Search the material for the string "nuts" and copy each line where it occurs.

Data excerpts
::::
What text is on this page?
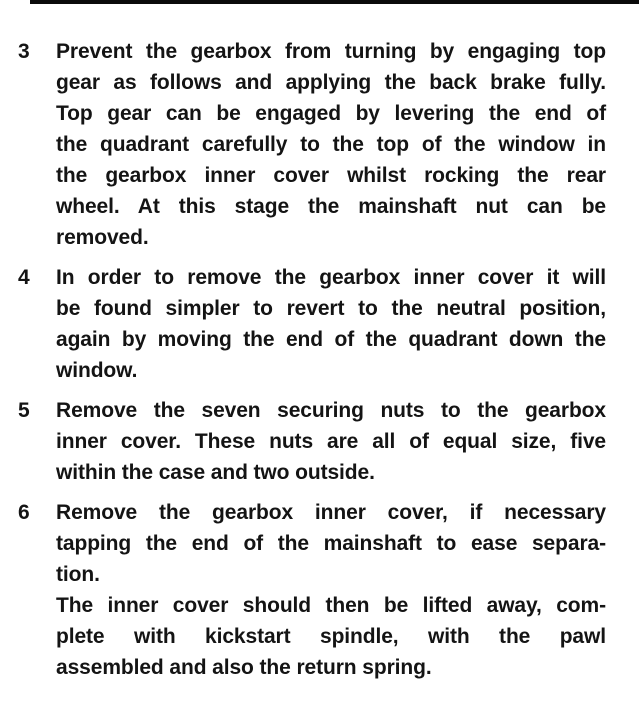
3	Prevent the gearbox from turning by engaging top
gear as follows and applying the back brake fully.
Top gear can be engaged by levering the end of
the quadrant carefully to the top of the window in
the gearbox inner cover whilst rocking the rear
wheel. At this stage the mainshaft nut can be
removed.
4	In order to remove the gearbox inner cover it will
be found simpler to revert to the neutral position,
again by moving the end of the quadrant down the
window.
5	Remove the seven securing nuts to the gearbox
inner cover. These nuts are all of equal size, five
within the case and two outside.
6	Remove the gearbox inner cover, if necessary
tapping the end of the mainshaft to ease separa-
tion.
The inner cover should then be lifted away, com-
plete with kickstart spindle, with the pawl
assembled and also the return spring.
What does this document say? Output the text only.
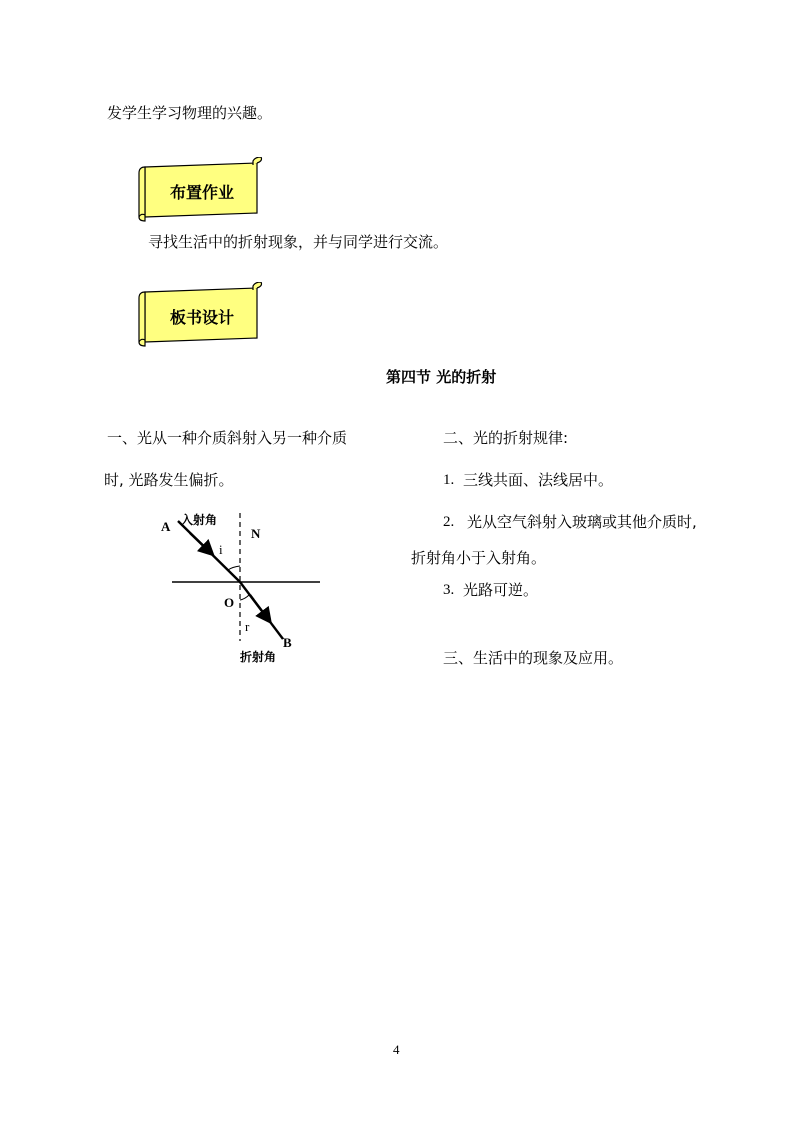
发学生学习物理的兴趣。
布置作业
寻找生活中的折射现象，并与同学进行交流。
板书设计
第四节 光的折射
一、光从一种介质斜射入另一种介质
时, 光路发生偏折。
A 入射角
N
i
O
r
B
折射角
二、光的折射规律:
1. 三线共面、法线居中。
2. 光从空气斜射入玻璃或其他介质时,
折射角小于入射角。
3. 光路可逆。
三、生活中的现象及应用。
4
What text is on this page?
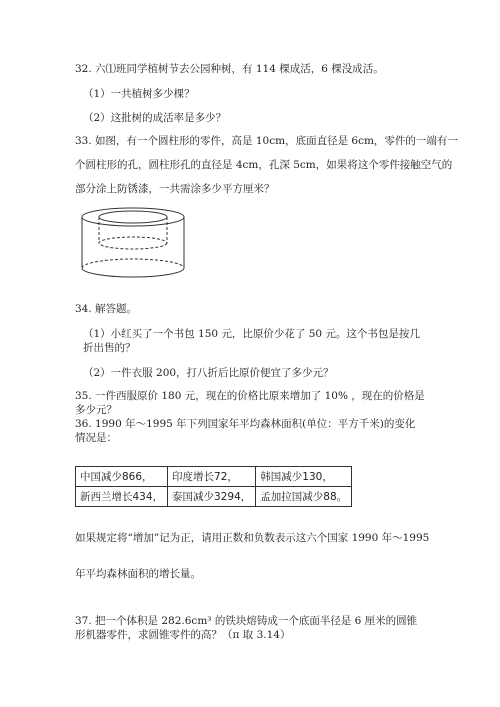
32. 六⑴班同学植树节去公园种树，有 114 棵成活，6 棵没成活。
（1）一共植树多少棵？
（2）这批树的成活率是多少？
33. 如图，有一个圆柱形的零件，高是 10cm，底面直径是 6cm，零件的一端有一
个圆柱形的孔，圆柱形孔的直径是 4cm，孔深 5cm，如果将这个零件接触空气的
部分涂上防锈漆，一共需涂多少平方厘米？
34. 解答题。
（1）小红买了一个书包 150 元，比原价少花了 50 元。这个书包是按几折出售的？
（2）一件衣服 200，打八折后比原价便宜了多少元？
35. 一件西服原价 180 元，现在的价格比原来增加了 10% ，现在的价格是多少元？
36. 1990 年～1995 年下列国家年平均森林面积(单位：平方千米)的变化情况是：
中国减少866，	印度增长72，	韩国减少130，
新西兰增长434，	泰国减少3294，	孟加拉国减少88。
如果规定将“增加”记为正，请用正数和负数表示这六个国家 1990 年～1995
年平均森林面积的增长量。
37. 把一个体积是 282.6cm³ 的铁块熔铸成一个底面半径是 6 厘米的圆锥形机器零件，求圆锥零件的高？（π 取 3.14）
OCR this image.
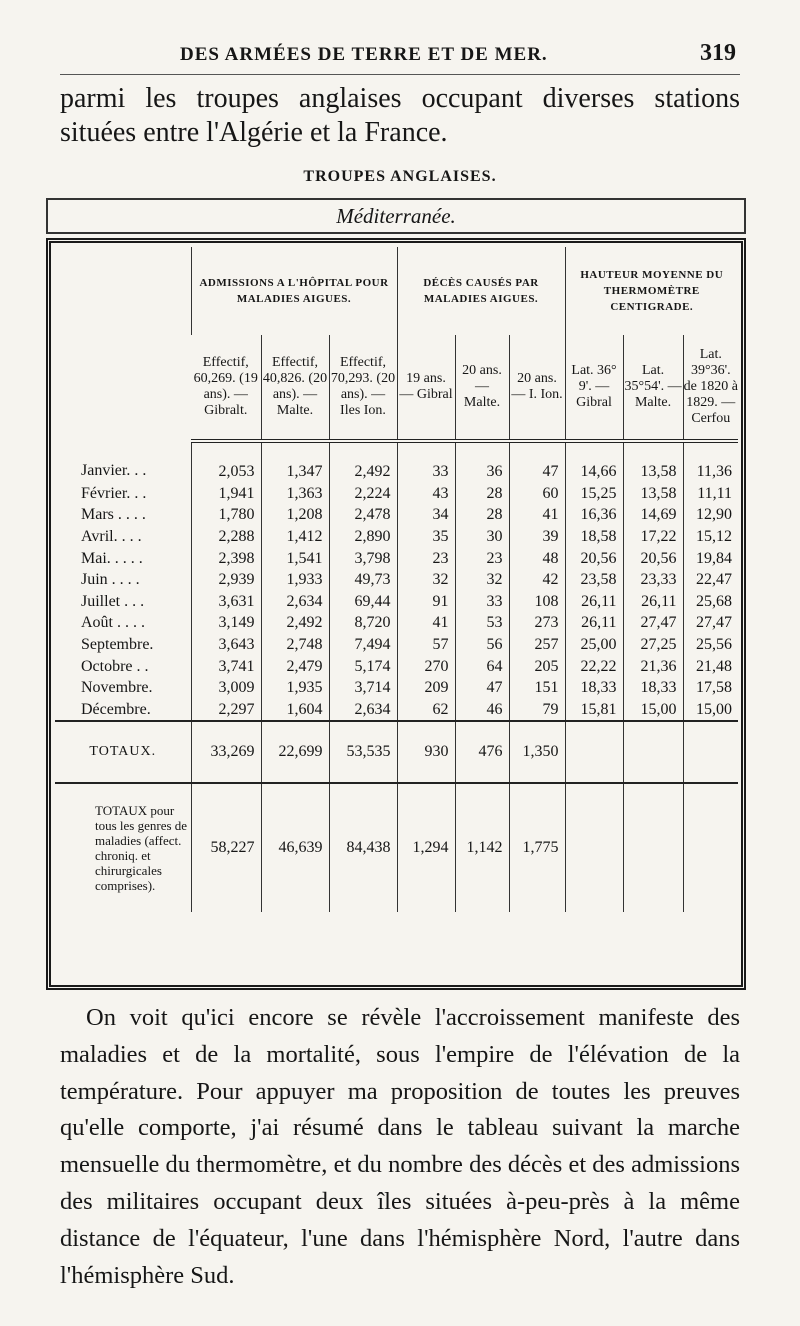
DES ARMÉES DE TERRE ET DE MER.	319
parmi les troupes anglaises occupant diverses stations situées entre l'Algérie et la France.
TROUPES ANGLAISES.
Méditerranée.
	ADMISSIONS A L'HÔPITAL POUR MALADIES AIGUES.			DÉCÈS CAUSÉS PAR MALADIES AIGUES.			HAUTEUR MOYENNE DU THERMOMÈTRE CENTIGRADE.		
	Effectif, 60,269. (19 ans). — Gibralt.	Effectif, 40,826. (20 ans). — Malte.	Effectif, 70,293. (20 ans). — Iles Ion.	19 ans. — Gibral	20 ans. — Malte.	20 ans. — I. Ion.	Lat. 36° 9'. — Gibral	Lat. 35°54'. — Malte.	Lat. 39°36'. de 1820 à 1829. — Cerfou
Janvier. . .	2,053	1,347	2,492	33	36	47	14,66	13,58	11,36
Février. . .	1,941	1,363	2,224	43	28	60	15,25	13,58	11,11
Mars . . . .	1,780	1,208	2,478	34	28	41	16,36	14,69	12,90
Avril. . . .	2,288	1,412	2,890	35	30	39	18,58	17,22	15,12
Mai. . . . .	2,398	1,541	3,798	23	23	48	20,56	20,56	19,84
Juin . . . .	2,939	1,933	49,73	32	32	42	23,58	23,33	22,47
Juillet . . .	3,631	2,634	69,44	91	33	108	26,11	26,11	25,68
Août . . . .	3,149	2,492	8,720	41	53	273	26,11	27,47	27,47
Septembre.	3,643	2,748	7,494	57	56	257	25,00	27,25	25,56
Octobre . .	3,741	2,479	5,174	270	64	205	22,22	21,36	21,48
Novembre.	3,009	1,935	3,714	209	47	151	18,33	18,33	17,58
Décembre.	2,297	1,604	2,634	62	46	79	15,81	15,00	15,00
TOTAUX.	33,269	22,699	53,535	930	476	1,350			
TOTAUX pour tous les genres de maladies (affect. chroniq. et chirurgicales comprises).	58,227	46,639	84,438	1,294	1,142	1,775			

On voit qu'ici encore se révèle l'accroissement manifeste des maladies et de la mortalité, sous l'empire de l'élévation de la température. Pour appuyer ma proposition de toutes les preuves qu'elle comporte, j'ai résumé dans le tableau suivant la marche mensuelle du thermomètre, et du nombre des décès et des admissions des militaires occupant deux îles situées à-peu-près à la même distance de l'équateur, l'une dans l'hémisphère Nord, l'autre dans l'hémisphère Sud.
::::
# THE RESPONSE
5	Remove the seven securing nuts to the gearbox
inner cover. These nuts are all of equal size, five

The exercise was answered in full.